## Task set
**A)** Extract from the passage on the Winchester-Wells case below the part from "The firings of" up to and including "of American colleges.", copied word for word.
**B)** Continue the passage about the Winchester-Wells case at Washington & Jefferson, picking up after its final sentence.
━━━ Extract
The firings of Dr. G.H. Winchester and Dr. H.E. Wells highlighted the growing tension between athletics and academics. As orchestrated by a group of alumni football supporters, the two professors were brought before a faculty committee for not having the requisite support for the athletic programs. At the time, Dr. Winchester was serving in France during World War I and Wells maintained during the hearing that he did not object to athletics per se, but rather the way it was run at Washington & Jefferson. The event, known nationally as the Winchester-Wells case, was investigated by the American Association of University Professors and was the profiled in Upton Sinclair's book The Goose-Step, a muckraking investigation into the state of American colleges.
━━━━━━
━━━ Data shown
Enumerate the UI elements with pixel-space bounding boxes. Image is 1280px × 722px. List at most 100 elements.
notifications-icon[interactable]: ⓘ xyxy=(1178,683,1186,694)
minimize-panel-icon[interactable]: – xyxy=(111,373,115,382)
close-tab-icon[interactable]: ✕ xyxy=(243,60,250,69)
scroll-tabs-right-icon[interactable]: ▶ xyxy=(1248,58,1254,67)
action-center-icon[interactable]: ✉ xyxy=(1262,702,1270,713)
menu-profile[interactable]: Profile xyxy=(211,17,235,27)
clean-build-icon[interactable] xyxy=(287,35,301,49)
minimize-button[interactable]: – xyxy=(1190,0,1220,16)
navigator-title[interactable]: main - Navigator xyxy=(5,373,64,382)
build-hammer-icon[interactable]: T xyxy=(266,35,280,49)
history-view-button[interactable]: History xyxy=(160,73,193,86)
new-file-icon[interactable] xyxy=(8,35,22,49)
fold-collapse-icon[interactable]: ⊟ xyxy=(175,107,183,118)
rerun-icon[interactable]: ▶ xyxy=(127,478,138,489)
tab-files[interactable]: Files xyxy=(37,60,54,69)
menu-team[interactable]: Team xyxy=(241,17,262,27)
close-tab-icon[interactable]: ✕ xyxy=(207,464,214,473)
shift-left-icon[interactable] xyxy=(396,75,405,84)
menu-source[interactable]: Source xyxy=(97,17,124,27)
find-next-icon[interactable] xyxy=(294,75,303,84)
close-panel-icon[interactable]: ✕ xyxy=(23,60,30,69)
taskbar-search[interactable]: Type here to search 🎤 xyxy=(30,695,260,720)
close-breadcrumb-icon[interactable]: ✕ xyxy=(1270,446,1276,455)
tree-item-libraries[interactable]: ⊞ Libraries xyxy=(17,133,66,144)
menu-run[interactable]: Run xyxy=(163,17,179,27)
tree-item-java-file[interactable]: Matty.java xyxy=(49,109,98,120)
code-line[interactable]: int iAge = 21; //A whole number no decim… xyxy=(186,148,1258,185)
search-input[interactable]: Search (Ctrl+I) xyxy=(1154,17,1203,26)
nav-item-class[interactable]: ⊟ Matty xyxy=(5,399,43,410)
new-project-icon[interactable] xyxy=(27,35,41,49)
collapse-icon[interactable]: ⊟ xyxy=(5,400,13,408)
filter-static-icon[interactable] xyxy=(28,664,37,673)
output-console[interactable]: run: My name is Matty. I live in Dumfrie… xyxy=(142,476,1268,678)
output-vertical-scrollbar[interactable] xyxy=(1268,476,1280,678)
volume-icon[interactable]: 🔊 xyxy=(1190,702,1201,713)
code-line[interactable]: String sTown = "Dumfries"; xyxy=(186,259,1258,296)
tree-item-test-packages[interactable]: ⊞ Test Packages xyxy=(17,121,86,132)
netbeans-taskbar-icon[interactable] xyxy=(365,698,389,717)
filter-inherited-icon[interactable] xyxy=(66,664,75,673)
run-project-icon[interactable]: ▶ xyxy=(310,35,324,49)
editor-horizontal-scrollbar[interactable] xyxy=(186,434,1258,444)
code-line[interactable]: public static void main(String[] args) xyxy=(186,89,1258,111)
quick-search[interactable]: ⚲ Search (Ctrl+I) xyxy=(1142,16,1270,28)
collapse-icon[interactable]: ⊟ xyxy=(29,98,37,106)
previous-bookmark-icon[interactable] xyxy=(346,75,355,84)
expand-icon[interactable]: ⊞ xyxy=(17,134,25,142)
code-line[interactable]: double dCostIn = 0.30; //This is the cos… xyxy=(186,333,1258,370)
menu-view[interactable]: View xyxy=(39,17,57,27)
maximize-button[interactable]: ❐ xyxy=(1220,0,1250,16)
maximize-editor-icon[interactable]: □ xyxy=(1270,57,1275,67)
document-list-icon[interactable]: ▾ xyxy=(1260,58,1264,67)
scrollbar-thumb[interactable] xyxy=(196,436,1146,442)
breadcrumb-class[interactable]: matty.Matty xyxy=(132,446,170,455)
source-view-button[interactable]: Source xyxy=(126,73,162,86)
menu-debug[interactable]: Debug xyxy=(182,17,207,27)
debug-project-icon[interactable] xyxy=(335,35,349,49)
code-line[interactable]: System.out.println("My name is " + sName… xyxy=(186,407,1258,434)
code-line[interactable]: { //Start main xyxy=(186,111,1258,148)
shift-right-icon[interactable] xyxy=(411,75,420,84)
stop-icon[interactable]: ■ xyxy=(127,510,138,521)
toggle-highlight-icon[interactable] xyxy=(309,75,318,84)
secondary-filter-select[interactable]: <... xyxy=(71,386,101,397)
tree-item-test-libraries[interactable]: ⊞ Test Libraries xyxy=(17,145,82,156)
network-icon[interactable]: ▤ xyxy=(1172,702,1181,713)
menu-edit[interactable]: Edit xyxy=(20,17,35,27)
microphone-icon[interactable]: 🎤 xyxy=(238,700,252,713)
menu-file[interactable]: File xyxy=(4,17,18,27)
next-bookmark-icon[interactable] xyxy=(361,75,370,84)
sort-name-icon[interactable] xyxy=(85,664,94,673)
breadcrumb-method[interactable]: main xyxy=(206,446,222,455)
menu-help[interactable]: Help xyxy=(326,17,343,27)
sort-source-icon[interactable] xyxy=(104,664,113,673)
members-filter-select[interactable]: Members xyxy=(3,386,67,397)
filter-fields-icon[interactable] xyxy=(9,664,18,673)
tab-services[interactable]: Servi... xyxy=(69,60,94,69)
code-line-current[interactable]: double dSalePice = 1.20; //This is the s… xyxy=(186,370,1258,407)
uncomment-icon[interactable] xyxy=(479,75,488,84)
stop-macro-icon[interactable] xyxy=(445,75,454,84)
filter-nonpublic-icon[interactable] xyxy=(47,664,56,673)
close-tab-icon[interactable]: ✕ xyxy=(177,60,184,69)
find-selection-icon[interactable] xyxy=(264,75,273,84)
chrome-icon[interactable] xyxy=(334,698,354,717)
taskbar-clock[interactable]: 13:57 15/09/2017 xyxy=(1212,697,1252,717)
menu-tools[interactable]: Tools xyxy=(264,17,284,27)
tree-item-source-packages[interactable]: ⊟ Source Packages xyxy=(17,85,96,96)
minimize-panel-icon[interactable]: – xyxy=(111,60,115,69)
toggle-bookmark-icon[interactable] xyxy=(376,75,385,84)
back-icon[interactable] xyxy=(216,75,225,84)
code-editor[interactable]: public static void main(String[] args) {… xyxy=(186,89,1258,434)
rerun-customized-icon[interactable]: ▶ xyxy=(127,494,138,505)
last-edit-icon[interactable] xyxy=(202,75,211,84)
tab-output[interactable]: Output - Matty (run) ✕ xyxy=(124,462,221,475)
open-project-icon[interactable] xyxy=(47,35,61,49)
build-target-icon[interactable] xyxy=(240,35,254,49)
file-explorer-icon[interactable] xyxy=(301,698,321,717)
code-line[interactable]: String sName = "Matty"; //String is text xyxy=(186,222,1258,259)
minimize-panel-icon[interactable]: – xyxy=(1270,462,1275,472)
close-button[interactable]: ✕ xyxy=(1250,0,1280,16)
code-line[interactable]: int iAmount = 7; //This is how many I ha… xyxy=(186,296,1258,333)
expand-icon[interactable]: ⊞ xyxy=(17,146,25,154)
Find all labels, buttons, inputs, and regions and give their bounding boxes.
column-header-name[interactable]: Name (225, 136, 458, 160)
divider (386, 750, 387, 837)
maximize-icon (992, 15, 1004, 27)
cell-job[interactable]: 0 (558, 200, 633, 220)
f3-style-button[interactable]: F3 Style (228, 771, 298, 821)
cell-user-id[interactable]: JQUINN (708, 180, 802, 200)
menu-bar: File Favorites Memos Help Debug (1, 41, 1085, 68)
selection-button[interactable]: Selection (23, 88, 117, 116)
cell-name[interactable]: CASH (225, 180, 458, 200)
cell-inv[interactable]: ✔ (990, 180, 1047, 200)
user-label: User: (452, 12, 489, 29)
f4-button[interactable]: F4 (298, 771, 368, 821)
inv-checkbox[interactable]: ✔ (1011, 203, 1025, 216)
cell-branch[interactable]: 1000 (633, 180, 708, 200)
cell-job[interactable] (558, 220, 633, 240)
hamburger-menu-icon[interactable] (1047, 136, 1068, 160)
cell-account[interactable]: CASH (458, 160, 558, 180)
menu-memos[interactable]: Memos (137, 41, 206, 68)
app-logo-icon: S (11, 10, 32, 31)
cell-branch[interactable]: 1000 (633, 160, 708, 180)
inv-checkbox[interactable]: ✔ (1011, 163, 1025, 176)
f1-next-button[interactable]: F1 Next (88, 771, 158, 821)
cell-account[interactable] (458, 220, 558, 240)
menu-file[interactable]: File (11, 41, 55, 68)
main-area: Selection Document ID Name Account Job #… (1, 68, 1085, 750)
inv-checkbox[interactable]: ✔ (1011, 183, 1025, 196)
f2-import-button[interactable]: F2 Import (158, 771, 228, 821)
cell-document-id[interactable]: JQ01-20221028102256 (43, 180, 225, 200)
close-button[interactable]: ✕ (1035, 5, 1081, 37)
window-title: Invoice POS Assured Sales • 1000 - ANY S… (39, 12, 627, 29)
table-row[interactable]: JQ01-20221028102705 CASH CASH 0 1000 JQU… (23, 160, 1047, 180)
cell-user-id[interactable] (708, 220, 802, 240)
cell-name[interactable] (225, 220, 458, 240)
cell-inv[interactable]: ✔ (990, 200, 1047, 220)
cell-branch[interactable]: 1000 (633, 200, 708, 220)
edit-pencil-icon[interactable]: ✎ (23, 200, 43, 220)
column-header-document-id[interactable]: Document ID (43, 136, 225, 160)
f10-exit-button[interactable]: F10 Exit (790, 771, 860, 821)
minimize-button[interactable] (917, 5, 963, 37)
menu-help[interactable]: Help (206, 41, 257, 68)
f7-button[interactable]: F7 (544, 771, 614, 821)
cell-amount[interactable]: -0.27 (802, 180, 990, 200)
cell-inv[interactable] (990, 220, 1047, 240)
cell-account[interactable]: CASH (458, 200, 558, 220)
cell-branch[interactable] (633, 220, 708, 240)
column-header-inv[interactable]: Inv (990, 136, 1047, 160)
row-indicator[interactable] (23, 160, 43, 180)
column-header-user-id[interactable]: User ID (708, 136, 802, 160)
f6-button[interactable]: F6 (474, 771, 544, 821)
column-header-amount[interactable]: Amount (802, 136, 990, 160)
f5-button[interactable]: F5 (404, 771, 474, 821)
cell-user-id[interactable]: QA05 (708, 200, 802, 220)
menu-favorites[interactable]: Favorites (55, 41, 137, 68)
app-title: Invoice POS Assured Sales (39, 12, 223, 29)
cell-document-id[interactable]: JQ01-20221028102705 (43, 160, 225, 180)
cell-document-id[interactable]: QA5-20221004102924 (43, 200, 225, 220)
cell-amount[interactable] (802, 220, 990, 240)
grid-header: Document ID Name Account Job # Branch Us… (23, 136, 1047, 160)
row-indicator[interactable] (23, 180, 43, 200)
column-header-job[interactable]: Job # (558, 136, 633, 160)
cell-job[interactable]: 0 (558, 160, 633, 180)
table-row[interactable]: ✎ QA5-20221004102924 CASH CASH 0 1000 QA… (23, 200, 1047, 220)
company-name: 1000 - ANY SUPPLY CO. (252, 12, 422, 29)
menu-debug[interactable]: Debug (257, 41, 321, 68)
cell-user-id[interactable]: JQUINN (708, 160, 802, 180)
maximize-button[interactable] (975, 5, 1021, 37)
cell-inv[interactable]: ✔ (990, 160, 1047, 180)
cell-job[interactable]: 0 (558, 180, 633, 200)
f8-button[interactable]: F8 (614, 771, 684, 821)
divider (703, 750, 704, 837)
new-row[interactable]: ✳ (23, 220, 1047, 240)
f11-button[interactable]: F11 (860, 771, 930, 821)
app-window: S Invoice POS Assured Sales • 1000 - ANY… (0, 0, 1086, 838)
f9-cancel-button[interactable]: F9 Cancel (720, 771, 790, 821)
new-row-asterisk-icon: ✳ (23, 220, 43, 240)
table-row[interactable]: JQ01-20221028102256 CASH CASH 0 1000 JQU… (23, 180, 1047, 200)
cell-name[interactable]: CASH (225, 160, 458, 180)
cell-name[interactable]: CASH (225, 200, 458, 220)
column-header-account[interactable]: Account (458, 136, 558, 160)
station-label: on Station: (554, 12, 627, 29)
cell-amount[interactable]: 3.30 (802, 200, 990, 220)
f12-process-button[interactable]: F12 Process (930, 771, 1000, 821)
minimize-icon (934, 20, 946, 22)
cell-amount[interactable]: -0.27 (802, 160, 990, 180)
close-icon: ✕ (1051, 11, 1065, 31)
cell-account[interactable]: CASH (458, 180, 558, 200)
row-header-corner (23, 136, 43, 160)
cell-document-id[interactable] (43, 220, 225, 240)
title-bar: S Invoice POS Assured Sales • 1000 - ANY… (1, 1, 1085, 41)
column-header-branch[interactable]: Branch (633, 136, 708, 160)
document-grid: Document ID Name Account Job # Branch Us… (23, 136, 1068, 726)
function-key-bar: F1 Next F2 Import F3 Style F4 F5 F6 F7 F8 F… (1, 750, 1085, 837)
━━━━━━
## Responses to the tasks
**A)**
The firings of Dr. G.H. Winchester and Dr. H.E. Wells highlighted the growing tension between athletics and academics. As orchestrated by a group of alumni football supporters, the two professors were brought before a faculty committee for not having the requisite support for the athletic programs. At the time, Dr. Winchester was serving in France during World War I and Wells maintained during the hearing that he did not object to athletics per se, but rather the way it was run at Washington & Jefferson. The event, known nationally as the Winchester-Wells case, was investigated by the American Association of University Professors and was the profiled in Upton Sinclair's book The Goose-Step, a muckraking investigation into the state of American colleges.

**B)**
===Athletic Council and financial reforms===
During the Presidency of Simon Strousse Baker, the Student and Faculty Athletic Committees were heavily in debt and approaching insolvency. The gate receipts for football games, the Committees' main source of income, had fallen as the team began to lag behind the larger schools it traditionally played. A report in 1929 by the Carnegie Foundation for the Advancement of Teaching showed that the W&J athletics program, like many programs at other colleges, held a large "slush fund" with donations from alumni and businessmen totaling $25,000 to $50,000 per year. This "extreme case of subsidizing" funded all college expenses for football players, plus "paychecks" to top performers. To alleviate this problem, President Baker proposed to wholly separate athletic funds from general College funds by creating an "Athletic Council" to take control of the athletic program. The proposal was defeated, and Baker was eventually hounded from office. In spite of that failure, a 1931 followup to the original Carnegie Foundation report commended W&J for creating some institutional controls, including limiting subsidization to tuition, room, and board.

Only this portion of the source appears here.